• [GOAL]: Output the material beneath this task exactly, images excluded.

• [SUPPLIED INFORMATION]:

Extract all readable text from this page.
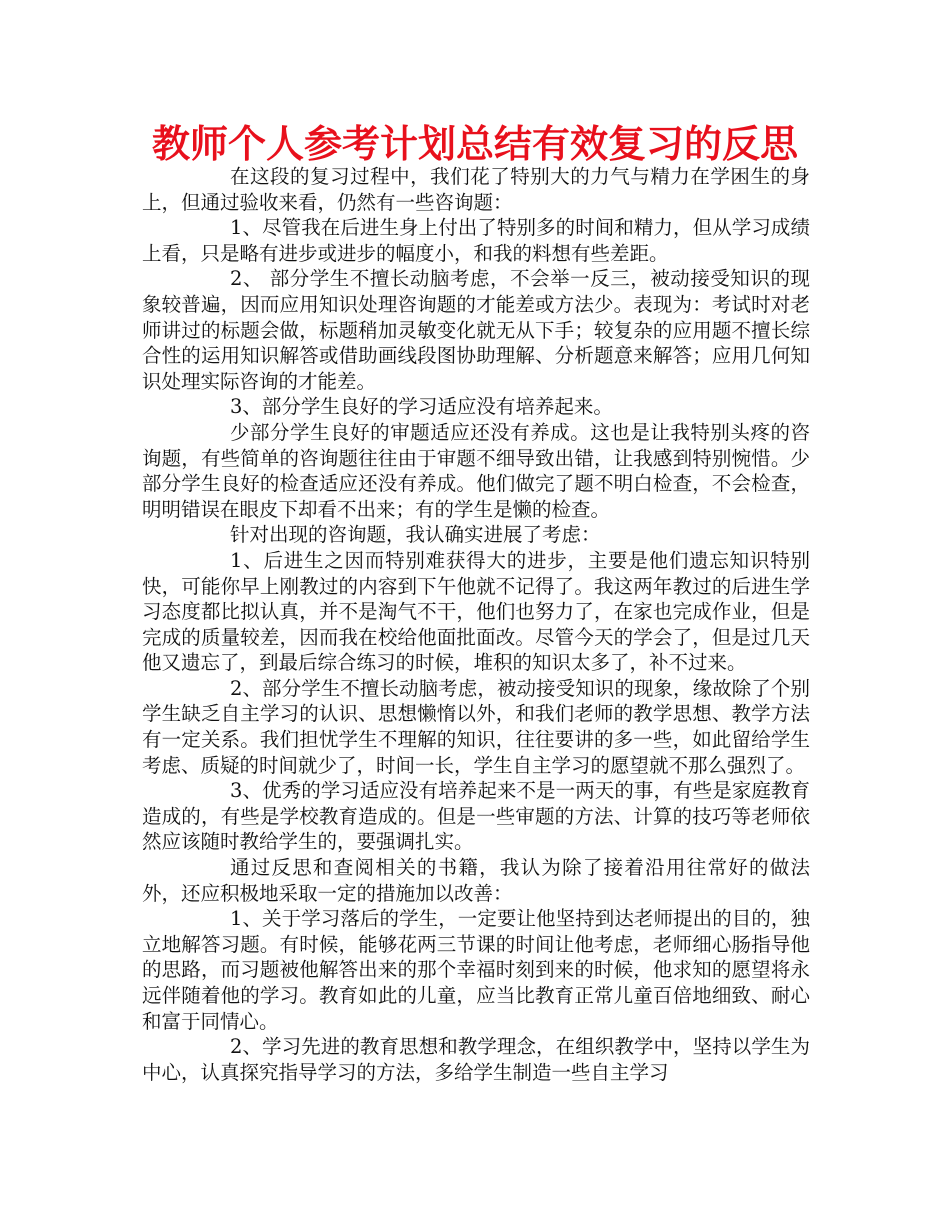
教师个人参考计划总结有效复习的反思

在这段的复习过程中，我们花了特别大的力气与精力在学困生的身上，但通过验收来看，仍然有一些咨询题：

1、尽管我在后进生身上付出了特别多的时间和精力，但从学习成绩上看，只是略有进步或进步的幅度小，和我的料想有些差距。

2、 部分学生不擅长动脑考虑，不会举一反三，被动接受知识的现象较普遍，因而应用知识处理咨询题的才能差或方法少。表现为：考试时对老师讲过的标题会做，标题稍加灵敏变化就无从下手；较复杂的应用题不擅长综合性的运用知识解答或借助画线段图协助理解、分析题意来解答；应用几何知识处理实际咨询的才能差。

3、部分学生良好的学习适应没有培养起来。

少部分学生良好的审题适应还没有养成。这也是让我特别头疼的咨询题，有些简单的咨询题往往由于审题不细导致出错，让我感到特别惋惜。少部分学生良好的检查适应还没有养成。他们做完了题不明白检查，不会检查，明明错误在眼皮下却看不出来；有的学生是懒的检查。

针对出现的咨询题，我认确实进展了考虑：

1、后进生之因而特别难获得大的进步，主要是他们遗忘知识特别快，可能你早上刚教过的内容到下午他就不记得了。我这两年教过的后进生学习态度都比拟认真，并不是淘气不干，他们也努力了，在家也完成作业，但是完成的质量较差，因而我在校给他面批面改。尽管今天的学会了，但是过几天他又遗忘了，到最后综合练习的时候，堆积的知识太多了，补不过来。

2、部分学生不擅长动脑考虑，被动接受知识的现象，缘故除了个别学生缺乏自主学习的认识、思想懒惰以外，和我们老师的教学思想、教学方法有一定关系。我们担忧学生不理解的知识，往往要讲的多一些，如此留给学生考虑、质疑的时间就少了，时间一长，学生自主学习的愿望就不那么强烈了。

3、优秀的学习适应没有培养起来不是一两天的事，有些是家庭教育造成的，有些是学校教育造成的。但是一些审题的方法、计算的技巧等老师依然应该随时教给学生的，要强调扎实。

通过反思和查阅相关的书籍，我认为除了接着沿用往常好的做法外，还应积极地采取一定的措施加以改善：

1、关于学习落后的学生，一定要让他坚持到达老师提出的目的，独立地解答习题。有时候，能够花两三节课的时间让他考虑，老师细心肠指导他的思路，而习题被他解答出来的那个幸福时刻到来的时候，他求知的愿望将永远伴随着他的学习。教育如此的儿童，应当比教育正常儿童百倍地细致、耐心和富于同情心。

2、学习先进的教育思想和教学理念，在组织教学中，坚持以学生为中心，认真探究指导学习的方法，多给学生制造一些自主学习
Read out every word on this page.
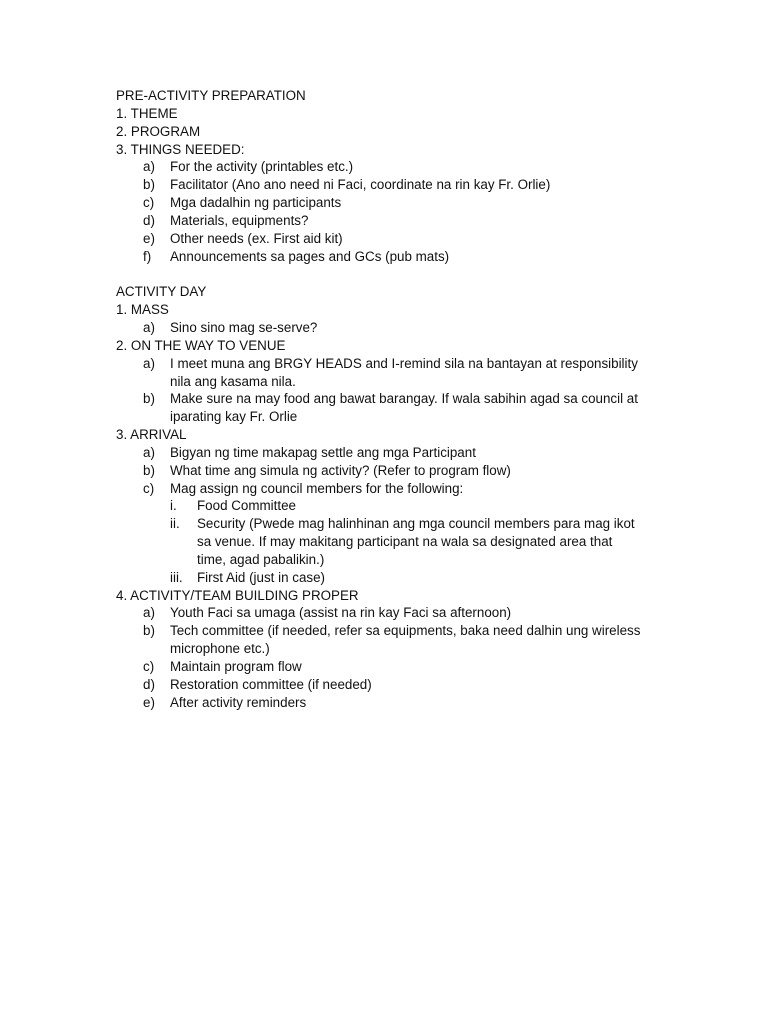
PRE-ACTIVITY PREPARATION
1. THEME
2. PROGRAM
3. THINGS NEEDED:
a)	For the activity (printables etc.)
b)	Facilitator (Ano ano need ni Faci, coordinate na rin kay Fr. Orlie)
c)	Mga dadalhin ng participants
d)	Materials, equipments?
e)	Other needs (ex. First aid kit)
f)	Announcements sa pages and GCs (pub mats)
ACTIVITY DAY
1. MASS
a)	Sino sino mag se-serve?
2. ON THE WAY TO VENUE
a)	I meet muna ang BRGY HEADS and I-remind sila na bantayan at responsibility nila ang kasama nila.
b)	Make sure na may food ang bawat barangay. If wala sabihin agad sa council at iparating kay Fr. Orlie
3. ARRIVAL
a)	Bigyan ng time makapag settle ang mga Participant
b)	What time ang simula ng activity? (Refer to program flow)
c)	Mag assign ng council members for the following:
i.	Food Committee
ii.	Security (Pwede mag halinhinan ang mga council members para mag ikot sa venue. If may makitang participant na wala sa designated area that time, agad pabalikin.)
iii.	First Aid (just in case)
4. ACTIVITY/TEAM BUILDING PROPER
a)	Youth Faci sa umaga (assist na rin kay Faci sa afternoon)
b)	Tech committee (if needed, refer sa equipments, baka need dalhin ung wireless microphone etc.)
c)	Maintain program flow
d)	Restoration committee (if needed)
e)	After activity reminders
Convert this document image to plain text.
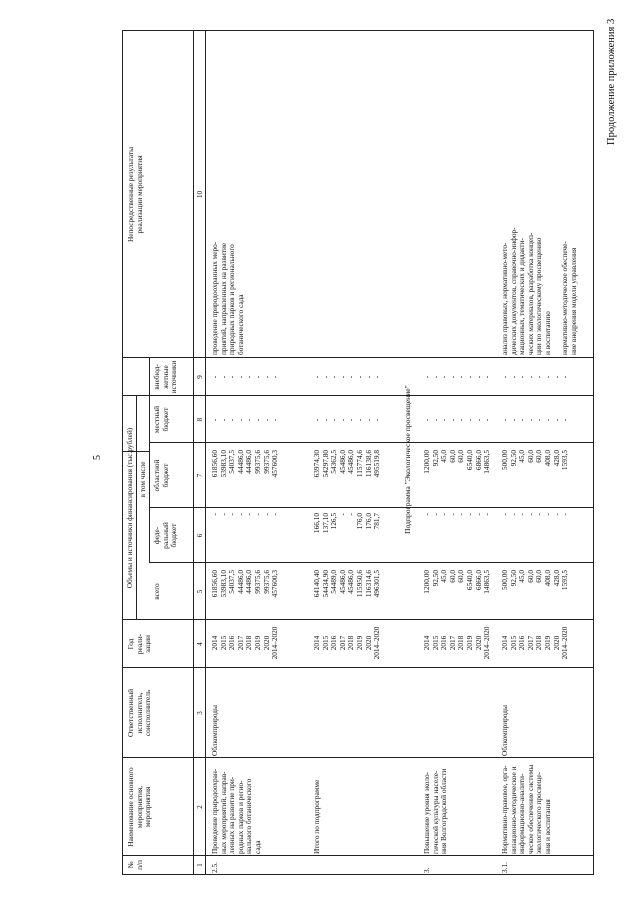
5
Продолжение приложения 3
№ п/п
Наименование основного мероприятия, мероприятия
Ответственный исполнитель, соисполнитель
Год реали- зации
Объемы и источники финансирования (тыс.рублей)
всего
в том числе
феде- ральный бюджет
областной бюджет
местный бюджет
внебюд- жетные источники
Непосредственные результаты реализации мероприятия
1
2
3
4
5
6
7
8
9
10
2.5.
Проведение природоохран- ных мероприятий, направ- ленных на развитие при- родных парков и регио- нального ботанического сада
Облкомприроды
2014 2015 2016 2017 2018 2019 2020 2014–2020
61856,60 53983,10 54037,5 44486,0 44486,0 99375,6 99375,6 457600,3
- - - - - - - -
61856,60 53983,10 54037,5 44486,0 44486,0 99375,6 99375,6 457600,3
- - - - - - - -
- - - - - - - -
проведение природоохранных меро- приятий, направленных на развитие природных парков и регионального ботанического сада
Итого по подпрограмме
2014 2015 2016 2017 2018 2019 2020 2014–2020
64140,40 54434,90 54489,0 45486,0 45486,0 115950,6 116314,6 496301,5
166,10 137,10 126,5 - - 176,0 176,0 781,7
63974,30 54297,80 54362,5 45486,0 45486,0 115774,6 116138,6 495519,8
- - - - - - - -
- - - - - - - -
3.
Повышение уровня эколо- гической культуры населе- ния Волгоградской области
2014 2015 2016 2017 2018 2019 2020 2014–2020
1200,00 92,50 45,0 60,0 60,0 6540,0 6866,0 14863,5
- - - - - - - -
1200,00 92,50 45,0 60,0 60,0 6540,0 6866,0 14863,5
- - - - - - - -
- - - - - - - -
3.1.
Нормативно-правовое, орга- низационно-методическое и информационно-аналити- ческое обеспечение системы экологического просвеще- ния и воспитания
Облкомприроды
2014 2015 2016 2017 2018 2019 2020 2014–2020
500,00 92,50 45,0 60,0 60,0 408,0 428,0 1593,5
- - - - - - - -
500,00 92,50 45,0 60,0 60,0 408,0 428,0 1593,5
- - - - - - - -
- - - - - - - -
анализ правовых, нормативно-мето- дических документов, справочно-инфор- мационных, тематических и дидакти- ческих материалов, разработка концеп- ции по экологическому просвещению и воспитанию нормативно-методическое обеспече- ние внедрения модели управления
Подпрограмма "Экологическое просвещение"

• [THE SOLUTION]:
Extract all readable text from this page.
教师个人参考计划总结有效复习的反思

在这段的复习过程中，我们花了特别大的力气与精力在学困生的身上，但通过验收来看，仍然有一些咨询题：

1、尽管我在后进生身上付出了特别多的时间和精力，但从学习成绩上看，只是略有进步或进步的幅度小，和我的料想有些差距。

2、 部分学生不擅长动脑考虑，不会举一反三，被动接受知识的现象较普遍，因而应用知识处理咨询题的才能差或方法少。表现为：考试时对老师讲过的标题会做，标题稍加灵敏变化就无从下手；较复杂的应用题不擅长综合性的运用知识解答或借助画线段图协助理解、分析题意来解答；应用几何知识处理实际咨询的才能差。

3、部分学生良好的学习适应没有培养起来。

少部分学生良好的审题适应还没有养成。这也是让我特别头疼的咨询题，有些简单的咨询题往往由于审题不细导致出错，让我感到特别惋惜。少部分学生良好的检查适应还没有养成。他们做完了题不明白检查，不会检查，明明错误在眼皮下却看不出来；有的学生是懒的检查。

针对出现的咨询题，我认确实进展了考虑：

1、后进生之因而特别难获得大的进步，主要是他们遗忘知识特别快，可能你早上刚教过的内容到下午他就不记得了。我这两年教过的后进生学习态度都比拟认真，并不是淘气不干，他们也努力了，在家也完成作业，但是完成的质量较差，因而我在校给他面批面改。尽管今天的学会了，但是过几天他又遗忘了，到最后综合练习的时候，堆积的知识太多了，补不过来。

2、部分学生不擅长动脑考虑，被动接受知识的现象，缘故除了个别学生缺乏自主学习的认识、思想懒惰以外，和我们老师的教学思想、教学方法有一定关系。我们担忧学生不理解的知识，往往要讲的多一些，如此留给学生考虑、质疑的时间就少了，时间一长，学生自主学习的愿望就不那么强烈了。

3、优秀的学习适应没有培养起来不是一两天的事，有些是家庭教育造成的，有些是学校教育造成的。但是一些审题的方法、计算的技巧等老师依然应该随时教给学生的，要强调扎实。

通过反思和查阅相关的书籍，我认为除了接着沿用往常好的做法外，还应积极地采取一定的措施加以改善：

1、关于学习落后的学生，一定要让他坚持到达老师提出的目的，独立地解答习题。有时候，能够花两三节课的时间让他考虑，老师细心肠指导他的思路，而习题被他解答出来的那个幸福时刻到来的时候，他求知的愿望将永远伴随着他的学习。教育如此的儿童，应当比教育正常儿童百倍地细致、耐心和富于同情心。

2、学习先进的教育思想和教学理念，在组织教学中，坚持以学生为中心，认真探究指导学习的方法，多给学生制造一些自主学习
Read out every word on this page.
PRE-ACTIVITY PREPARATION
1. THEME
2. PROGRAM
3. THINGS NEEDED:
a)	For the activity (printables etc.)
b)	Facilitator (Ano ano need ni Faci, coordinate na rin kay Fr. Orlie)
c)	Mga dadalhin ng participants
d)	Materials, equipments?
e)	Other needs (ex. First aid kit)
f)	Announcements sa pages and GCs (pub mats)
ACTIVITY DAY
1. MASS
a)	Sino sino mag se-serve?
2. ON THE WAY TO VENUE
a)	I meet muna ang BRGY HEADS and I-remind sila na bantayan at responsibility nila ang kasama nila.
b)	Make sure na may food ang bawat barangay. If wala sabihin agad sa council at iparating kay Fr. Orlie
3. ARRIVAL
a)	Bigyan ng time makapag settle ang mga Participant
b)	What time ang simula ng activity? (Refer to program flow)
c)	Mag assign ng council members for the following:
i.	Food Committee
ii.	Security (Pwede mag halinhinan ang mga council members para mag ikot sa venue. If may makitang participant na wala sa designated area that time, agad pabalikin.)
iii.	First Aid (just in case)
4. ACTIVITY/TEAM BUILDING PROPER
a)	Youth Faci sa umaga (assist na rin kay Faci sa afternoon)
b)	Tech committee (if needed, refer sa equipments, baka need dalhin ung wireless microphone etc.)
c)	Maintain program flow
d)	Restoration committee (if needed)
e)	After activity reminders
Convert this document image to plain text.
5
Продолжение приложения 3
№ п/п
Наименование основного мероприятия, мероприятия
Ответственный исполнитель, соисполнитель
Год реали- зации
Объемы и источники финансирования (тыс.рублей)
всего
в том числе
феде- ральный бюджет
областной бюджет
местный бюджет
внебюд- жетные источники
Непосредственные результаты реализации мероприятия
1
2
3
4
5
6
7
8
9
10
2.5.
Проведение природоохран- ных мероприятий, направ- ленных на развитие при- родных парков и регио- нального ботанического сада
Облкомприроды
2014 2015 2016 2017 2018 2019 2020 2014–2020
61856,60 53983,10 54037,5 44486,0 44486,0 99375,6 99375,6 457600,3
- - - - - - - -
61856,60 53983,10 54037,5 44486,0 44486,0 99375,6 99375,6 457600,3
- - - - - - - -
- - - - - - - -
проведение природоохранных меро- приятий, направленных на развитие природных парков и регионального ботанического сада
Итого по подпрограмме
2014 2015 2016 2017 2018 2019 2020 2014–2020
64140,40 54434,90 54489,0 45486,0 45486,0 115950,6 116314,6 496301,5
166,10 137,10 126,5 - - 176,0 176,0 781,7
63974,30 54297,80 54362,5 45486,0 45486,0 115774,6 116138,6 495519,8
- - - - - - - -
- - - - - - - -
3.
Повышение уровня эколо- гической культуры населе- ния Волгоградской области
2014 2015 2016 2017 2018 2019 2020 2014–2020
1200,00 92,50 45,0 60,0 60,0 6540,0 6866,0 14863,5
- - - - - - - -
1200,00 92,50 45,0 60,0 60,0 6540,0 6866,0 14863,5
- - - - - - - -
- - - - - - - -
3.1.
Нормативно-правовое, орга- низационно-методическое и информационно-аналити- ческое обеспечение системы экологического просвеще- ния и воспитания
Облкомприроды
2014 2015 2016 2017 2018 2019 2020 2014–2020
500,00 92,50 45,0 60,0 60,0 408,0 428,0 1593,5
- - - - - - - -
500,00 92,50 45,0 60,0 60,0 408,0 428,0 1593,5
- - - - - - - -
- - - - - - - -
анализ правовых, нормативно-мето- дических документов, справочно-инфор- мационных, тематических и дидакти- ческих материалов, разработка концеп- ции по экологическому просвещению и воспитанию нормативно-методическое обеспече- ние внедрения модели управления
Подпрограмма "Экологическое просвещение"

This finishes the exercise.